*Problem*.
Reproduce the listing below exactly, minus its pictures.

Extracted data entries
= = = = = = =

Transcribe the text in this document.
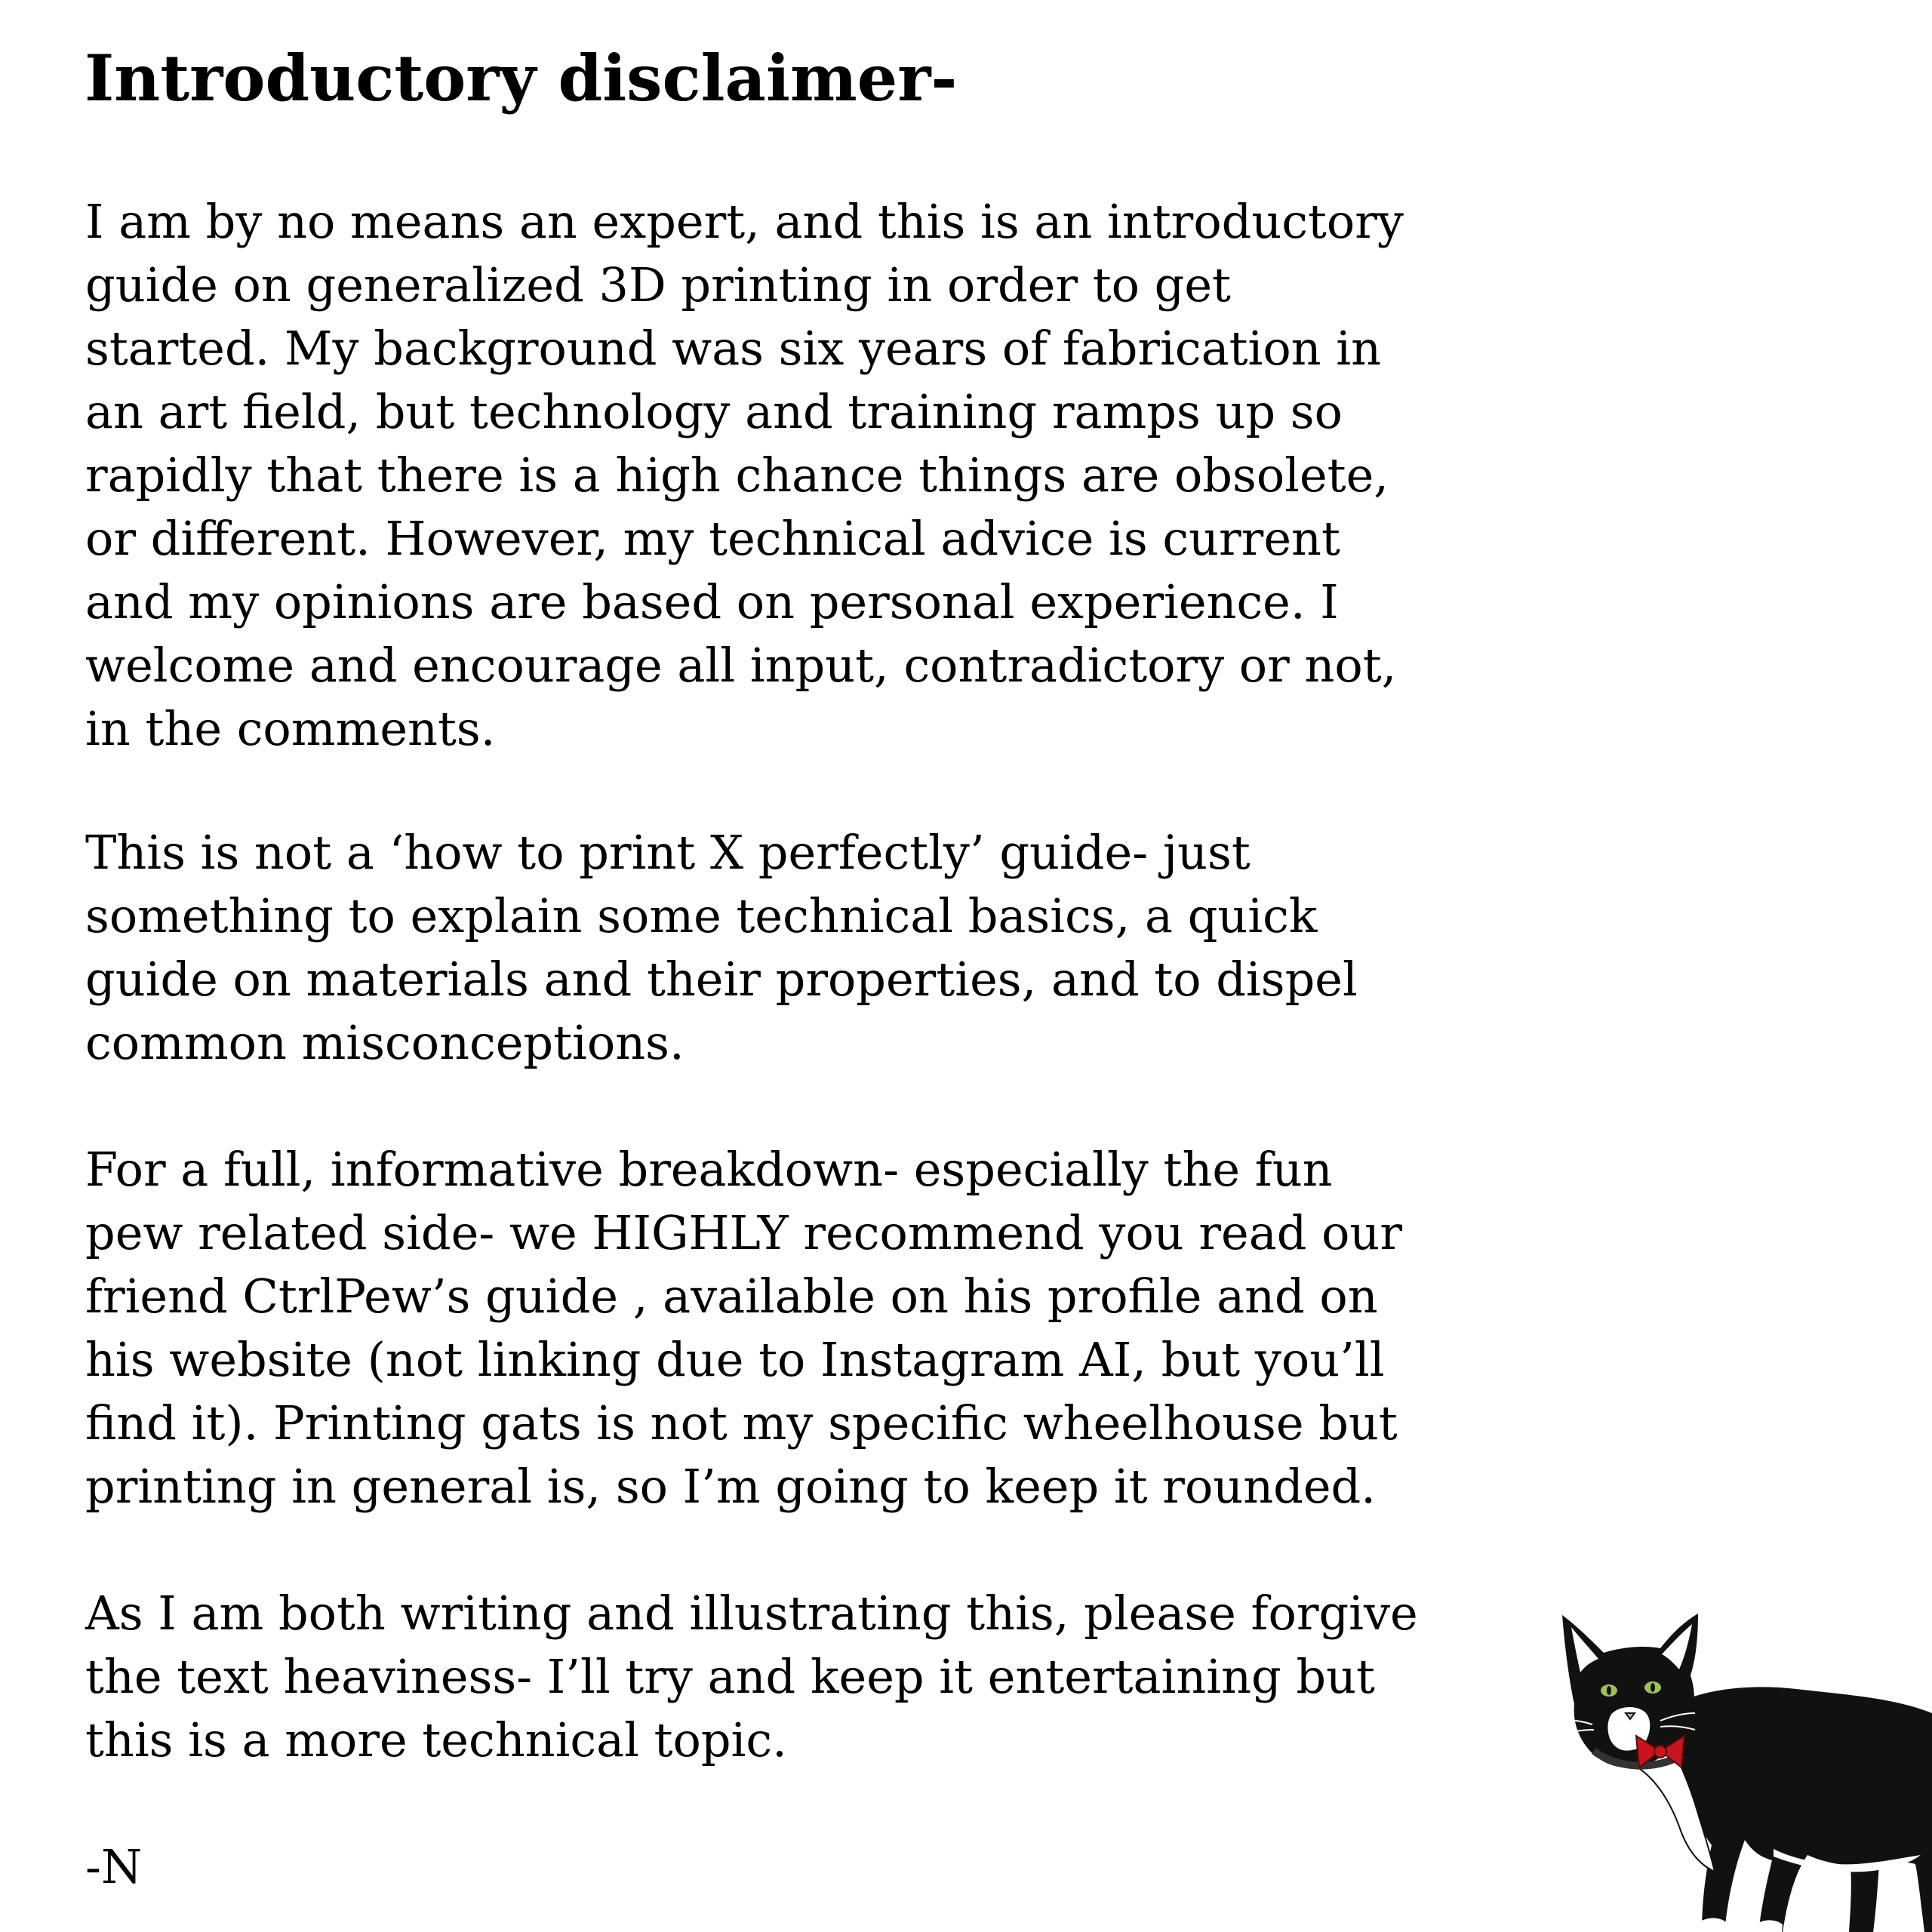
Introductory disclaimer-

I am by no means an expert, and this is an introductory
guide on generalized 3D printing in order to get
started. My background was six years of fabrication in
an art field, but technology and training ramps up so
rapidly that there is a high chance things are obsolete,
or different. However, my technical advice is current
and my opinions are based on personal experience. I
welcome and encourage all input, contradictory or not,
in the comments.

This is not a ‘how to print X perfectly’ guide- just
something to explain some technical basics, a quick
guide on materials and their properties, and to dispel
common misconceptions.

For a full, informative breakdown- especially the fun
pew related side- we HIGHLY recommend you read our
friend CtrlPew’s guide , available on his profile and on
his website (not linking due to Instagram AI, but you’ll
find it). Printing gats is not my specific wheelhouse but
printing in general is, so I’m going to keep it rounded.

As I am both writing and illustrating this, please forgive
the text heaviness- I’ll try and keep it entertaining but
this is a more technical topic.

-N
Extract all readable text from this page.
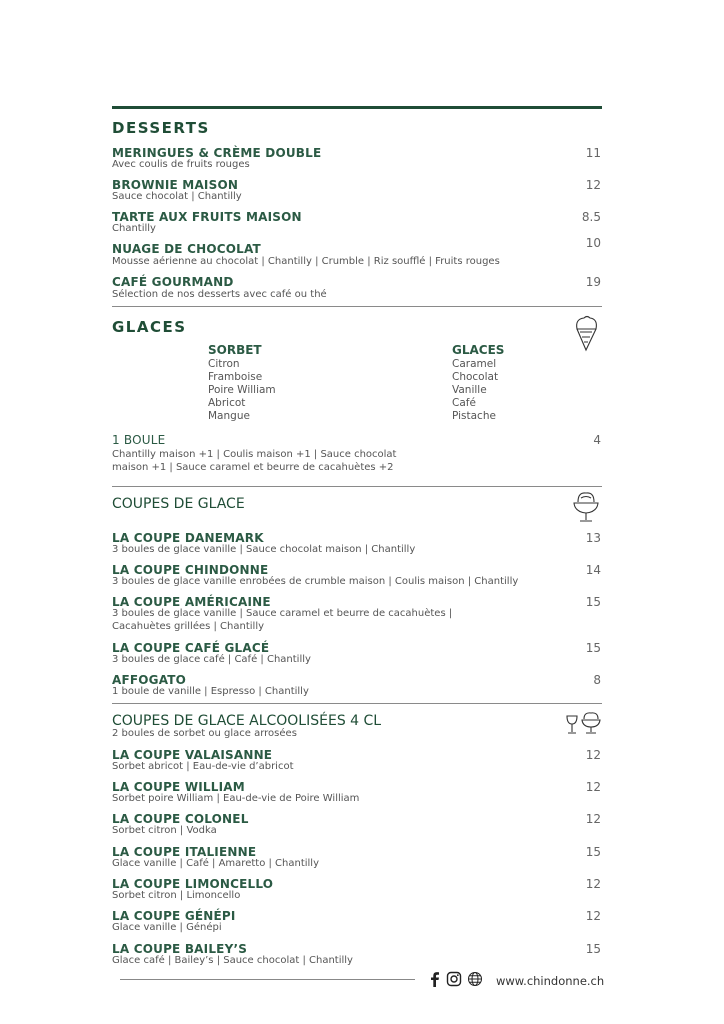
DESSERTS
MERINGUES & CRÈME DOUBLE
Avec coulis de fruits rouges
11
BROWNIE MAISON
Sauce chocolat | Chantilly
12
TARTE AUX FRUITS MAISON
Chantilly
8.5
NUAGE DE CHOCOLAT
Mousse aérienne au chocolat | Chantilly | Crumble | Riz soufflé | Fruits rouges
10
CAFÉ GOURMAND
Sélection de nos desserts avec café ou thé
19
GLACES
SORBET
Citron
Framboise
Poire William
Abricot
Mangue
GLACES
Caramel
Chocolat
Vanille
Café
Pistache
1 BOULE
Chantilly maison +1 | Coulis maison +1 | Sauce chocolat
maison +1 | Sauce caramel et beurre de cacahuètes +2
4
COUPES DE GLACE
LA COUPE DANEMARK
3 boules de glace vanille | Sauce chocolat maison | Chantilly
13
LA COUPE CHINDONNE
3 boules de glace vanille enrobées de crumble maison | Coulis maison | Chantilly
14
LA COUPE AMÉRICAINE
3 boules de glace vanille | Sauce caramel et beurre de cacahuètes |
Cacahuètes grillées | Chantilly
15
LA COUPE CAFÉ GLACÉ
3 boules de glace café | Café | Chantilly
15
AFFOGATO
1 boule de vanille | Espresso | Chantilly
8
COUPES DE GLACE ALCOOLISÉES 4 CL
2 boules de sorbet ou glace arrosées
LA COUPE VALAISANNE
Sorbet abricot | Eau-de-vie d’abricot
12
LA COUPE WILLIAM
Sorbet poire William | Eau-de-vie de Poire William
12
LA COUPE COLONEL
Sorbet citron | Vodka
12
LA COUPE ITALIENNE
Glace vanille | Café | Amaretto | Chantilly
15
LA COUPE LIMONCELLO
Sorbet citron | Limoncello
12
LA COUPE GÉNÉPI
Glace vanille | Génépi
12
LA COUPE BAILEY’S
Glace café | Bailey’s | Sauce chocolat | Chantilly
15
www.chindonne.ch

= = = = = = =

*Full solution*.
Transcribe the text in this document.
Introductory disclaimer-

I am by no means an expert, and this is an introductory
guide on generalized 3D printing in order to get
started. My background was six years of fabrication in
an art field, but technology and training ramps up so
rapidly that there is a high chance things are obsolete,
or different. However, my technical advice is current
and my opinions are based on personal experience. I
welcome and encourage all input, contradictory or not,
in the comments.

This is not a ‘how to print X perfectly’ guide- just
something to explain some technical basics, a quick
guide on materials and their properties, and to dispel
common misconceptions.

For a full, informative breakdown- especially the fun
pew related side- we HIGHLY recommend you read our
friend CtrlPew’s guide , available on his profile and on
his website (not linking due to Instagram AI, but you’ll
find it). Printing gats is not my specific wheelhouse but
printing in general is, so I’m going to keep it rounded.

As I am both writing and illustrating this, please forgive
the text heaviness- I’ll try and keep it entertaining but
this is a more technical topic.

-N
Extract all readable text from this page.
DESSERTS
MERINGUES & CRÈME DOUBLE
Avec coulis de fruits rouges
11
BROWNIE MAISON
Sauce chocolat | Chantilly
12
TARTE AUX FRUITS MAISON
Chantilly
8.5
NUAGE DE CHOCOLAT
Mousse aérienne au chocolat | Chantilly | Crumble | Riz soufflé | Fruits rouges
10
CAFÉ GOURMAND
Sélection de nos desserts avec café ou thé
19
GLACES
SORBET
Citron
Framboise
Poire William
Abricot
Mangue
GLACES
Caramel
Chocolat
Vanille
Café
Pistache
1 BOULE
Chantilly maison +1 | Coulis maison +1 | Sauce chocolat
maison +1 | Sauce caramel et beurre de cacahuètes +2
4
COUPES DE GLACE
LA COUPE DANEMARK
3 boules de glace vanille | Sauce chocolat maison | Chantilly
13
LA COUPE CHINDONNE
3 boules de glace vanille enrobées de crumble maison | Coulis maison | Chantilly
14
LA COUPE AMÉRICAINE
3 boules de glace vanille | Sauce caramel et beurre de cacahuètes |
Cacahuètes grillées | Chantilly
15
LA COUPE CAFÉ GLACÉ
3 boules de glace café | Café | Chantilly
15
AFFOGATO
1 boule de vanille | Espresso | Chantilly
8
COUPES DE GLACE ALCOOLISÉES 4 CL
2 boules de sorbet ou glace arrosées
LA COUPE VALAISANNE
Sorbet abricot | Eau-de-vie d’abricot
12
LA COUPE WILLIAM
Sorbet poire William | Eau-de-vie de Poire William
12
LA COUPE COLONEL
Sorbet citron | Vodka
12
LA COUPE ITALIENNE
Glace vanille | Café | Amaretto | Chantilly
15
LA COUPE LIMONCELLO
Sorbet citron | Limoncello
12
LA COUPE GÉNÉPI
Glace vanille | Génépi
12
LA COUPE BAILEY’S
Glace café | Bailey’s | Sauce chocolat | Chantilly
15
www.chindonne.ch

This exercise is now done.